_Prompt_. The data below needs to be returned exactly, line for line.

_Given data_.
[START]

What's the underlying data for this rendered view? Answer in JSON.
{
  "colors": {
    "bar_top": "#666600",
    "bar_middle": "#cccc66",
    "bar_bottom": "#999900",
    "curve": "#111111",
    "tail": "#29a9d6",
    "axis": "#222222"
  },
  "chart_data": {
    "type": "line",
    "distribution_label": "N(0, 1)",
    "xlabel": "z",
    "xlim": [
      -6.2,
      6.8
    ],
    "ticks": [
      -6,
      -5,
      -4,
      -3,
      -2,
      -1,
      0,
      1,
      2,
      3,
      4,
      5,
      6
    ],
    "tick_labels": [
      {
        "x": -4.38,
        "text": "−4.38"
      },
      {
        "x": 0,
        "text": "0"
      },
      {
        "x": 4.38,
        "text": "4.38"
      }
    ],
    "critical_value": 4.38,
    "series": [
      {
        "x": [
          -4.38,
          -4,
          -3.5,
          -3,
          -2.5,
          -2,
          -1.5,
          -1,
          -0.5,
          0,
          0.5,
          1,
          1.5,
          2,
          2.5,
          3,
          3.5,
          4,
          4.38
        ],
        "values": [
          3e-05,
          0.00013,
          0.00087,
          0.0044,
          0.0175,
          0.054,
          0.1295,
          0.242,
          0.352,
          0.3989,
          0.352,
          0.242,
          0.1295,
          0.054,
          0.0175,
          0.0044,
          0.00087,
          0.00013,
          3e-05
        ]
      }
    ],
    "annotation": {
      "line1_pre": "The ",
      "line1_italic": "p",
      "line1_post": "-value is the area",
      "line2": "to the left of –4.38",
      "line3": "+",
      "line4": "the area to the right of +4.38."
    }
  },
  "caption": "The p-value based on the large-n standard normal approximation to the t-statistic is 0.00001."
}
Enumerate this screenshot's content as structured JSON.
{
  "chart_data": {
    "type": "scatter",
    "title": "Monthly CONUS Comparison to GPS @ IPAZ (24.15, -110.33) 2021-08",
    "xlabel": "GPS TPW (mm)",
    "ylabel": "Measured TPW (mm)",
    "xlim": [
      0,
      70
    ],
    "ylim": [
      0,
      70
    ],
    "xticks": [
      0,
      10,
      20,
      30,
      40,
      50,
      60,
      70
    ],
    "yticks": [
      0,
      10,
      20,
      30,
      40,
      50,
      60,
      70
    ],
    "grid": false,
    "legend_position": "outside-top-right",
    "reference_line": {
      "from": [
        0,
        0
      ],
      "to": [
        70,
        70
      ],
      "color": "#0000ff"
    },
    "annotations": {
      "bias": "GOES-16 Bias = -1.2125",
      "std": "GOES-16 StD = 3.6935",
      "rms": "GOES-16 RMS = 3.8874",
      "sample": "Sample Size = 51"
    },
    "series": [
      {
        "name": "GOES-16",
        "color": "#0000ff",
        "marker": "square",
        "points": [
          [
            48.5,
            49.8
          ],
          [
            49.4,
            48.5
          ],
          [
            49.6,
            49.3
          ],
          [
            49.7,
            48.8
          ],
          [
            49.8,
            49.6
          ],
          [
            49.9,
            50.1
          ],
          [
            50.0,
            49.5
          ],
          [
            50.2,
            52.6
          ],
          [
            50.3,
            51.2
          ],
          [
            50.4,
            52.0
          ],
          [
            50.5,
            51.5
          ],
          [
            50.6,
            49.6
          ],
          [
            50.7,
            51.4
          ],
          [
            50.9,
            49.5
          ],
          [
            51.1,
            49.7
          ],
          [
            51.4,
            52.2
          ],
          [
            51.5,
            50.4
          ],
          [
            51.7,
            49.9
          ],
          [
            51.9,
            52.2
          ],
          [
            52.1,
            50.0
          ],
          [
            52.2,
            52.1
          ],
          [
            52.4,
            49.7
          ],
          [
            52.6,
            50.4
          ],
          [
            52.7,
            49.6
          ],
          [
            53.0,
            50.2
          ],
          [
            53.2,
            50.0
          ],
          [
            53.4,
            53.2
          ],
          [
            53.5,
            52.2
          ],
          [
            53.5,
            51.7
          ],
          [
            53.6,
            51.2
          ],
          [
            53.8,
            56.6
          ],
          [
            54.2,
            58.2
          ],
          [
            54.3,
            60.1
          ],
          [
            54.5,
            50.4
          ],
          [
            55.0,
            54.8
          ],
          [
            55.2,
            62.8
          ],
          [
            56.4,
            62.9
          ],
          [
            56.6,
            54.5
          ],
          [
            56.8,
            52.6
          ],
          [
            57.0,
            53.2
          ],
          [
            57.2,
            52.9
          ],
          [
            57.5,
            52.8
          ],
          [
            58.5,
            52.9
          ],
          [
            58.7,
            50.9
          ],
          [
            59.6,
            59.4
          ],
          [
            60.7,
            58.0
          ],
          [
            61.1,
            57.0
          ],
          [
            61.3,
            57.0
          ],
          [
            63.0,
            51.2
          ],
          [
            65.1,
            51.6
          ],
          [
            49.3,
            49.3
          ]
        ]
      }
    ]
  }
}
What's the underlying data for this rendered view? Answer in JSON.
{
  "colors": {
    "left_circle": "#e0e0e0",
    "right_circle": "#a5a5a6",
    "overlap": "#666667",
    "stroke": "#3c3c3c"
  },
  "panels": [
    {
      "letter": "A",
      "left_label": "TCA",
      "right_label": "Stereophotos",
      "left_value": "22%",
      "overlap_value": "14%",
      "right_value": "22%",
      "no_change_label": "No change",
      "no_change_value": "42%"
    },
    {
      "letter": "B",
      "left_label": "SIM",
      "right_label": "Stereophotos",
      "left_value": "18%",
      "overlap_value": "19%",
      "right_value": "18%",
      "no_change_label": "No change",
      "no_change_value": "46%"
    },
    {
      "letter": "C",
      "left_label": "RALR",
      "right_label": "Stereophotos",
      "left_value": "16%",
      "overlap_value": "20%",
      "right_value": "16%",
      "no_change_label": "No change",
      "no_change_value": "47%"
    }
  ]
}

[END]

_Solution to this task_.
What's the underlying data for this rendered view? Answer in JSON.
{
  "colors": {
    "bar_top": "#666600",
    "bar_middle": "#cccc66",
    "bar_bottom": "#999900",
    "curve": "#111111",
    "tail": "#29a9d6",
    "axis": "#222222"
  },
  "chart_data": {
    "type": "line",
    "distribution_label": "N(0, 1)",
    "xlabel": "z",
    "xlim": [
      -6.2,
      6.8
    ],
    "ticks": [
      -6,
      -5,
      -4,
      -3,
      -2,
      -1,
      0,
      1,
      2,
      3,
      4,
      5,
      6
    ],
    "tick_labels": [
      {
        "x": -4.38,
        "text": "−4.38"
      },
      {
        "x": 0,
        "text": "0"
      },
      {
        "x": 4.38,
        "text": "4.38"
      }
    ],
    "critical_value": 4.38,
    "series": [
      {
        "x": [
          -4.38,
          -4,
          -3.5,
          -3,
          -2.5,
          -2,
          -1.5,
          -1,
          -0.5,
          0,
          0.5,
          1,
          1.5,
          2,
          2.5,
          3,
          3.5,
          4,
          4.38
        ],
        "values": [
          3e-05,
          0.00013,
          0.00087,
          0.0044,
          0.0175,
          0.054,
          0.1295,
          0.242,
          0.352,
          0.3989,
          0.352,
          0.242,
          0.1295,
          0.054,
          0.0175,
          0.0044,
          0.00087,
          0.00013,
          3e-05
        ]
      }
    ],
    "annotation": {
      "line1_pre": "The ",
      "line1_italic": "p",
      "line1_post": "-value is the area",
      "line2": "to the left of –4.38",
      "line3": "+",
      "line4": "the area to the right of +4.38."
    }
  },
  "caption": "The p-value based on the large-n standard normal approximation to the t-statistic is 0.00001."
}
Enumerate this screenshot's content as structured JSON.
{
  "chart_data": {
    "type": "scatter",
    "title": "Monthly CONUS Comparison to GPS @ IPAZ (24.15, -110.33) 2021-08",
    "xlabel": "GPS TPW (mm)",
    "ylabel": "Measured TPW (mm)",
    "xlim": [
      0,
      70
    ],
    "ylim": [
      0,
      70
    ],
    "xticks": [
      0,
      10,
      20,
      30,
      40,
      50,
      60,
      70
    ],
    "yticks": [
      0,
      10,
      20,
      30,
      40,
      50,
      60,
      70
    ],
    "grid": false,
    "legend_position": "outside-top-right",
    "reference_line": {
      "from": [
        0,
        0
      ],
      "to": [
        70,
        70
      ],
      "color": "#0000ff"
    },
    "annotations": {
      "bias": "GOES-16 Bias = -1.2125",
      "std": "GOES-16 StD = 3.6935",
      "rms": "GOES-16 RMS = 3.8874",
      "sample": "Sample Size = 51"
    },
    "series": [
      {
        "name": "GOES-16",
        "color": "#0000ff",
        "marker": "square",
        "points": [
          [
            48.5,
            49.8
          ],
          [
            49.4,
            48.5
          ],
          [
            49.6,
            49.3
          ],
          [
            49.7,
            48.8
          ],
          [
            49.8,
            49.6
          ],
          [
            49.9,
            50.1
          ],
          [
            50.0,
            49.5
          ],
          [
            50.2,
            52.6
          ],
          [
            50.3,
            51.2
          ],
          [
            50.4,
            52.0
          ],
          [
            50.5,
            51.5
          ],
          [
            50.6,
            49.6
          ],
          [
            50.7,
            51.4
          ],
          [
            50.9,
            49.5
          ],
          [
            51.1,
            49.7
          ],
          [
            51.4,
            52.2
          ],
          [
            51.5,
            50.4
          ],
          [
            51.7,
            49.9
          ],
          [
            51.9,
            52.2
          ],
          [
            52.1,
            50.0
          ],
          [
            52.2,
            52.1
          ],
          [
            52.4,
            49.7
          ],
          [
            52.6,
            50.4
          ],
          [
            52.7,
            49.6
          ],
          [
            53.0,
            50.2
          ],
          [
            53.2,
            50.0
          ],
          [
            53.4,
            53.2
          ],
          [
            53.5,
            52.2
          ],
          [
            53.5,
            51.7
          ],
          [
            53.6,
            51.2
          ],
          [
            53.8,
            56.6
          ],
          [
            54.2,
            58.2
          ],
          [
            54.3,
            60.1
          ],
          [
            54.5,
            50.4
          ],
          [
            55.0,
            54.8
          ],
          [
            55.2,
            62.8
          ],
          [
            56.4,
            62.9
          ],
          [
            56.6,
            54.5
          ],
          [
            56.8,
            52.6
          ],
          [
            57.0,
            53.2
          ],
          [
            57.2,
            52.9
          ],
          [
            57.5,
            52.8
          ],
          [
            58.5,
            52.9
          ],
          [
            58.7,
            50.9
          ],
          [
            59.6,
            59.4
          ],
          [
            60.7,
            58.0
          ],
          [
            61.1,
            57.0
          ],
          [
            61.3,
            57.0
          ],
          [
            63.0,
            51.2
          ],
          [
            65.1,
            51.6
          ],
          [
            49.3,
            49.3
          ]
        ]
      }
    ]
  }
}
What's the underlying data for this rendered view? Answer in JSON.
{
  "colors": {
    "left_circle": "#e0e0e0",
    "right_circle": "#a5a5a6",
    "overlap": "#666667",
    "stroke": "#3c3c3c"
  },
  "panels": [
    {
      "letter": "A",
      "left_label": "TCA",
      "right_label": "Stereophotos",
      "left_value": "22%",
      "overlap_value": "14%",
      "right_value": "22%",
      "no_change_label": "No change",
      "no_change_value": "42%"
    },
    {
      "letter": "B",
      "left_label": "SIM",
      "right_label": "Stereophotos",
      "left_value": "18%",
      "overlap_value": "19%",
      "right_value": "18%",
      "no_change_label": "No change",
      "no_change_value": "46%"
    },
    {
      "letter": "C",
      "left_label": "RALR",
      "right_label": "Stereophotos",
      "left_value": "16%",
      "overlap_value": "20%",
      "right_value": "16%",
      "no_change_label": "No change",
      "no_change_value": "47%"
    }
  ]
}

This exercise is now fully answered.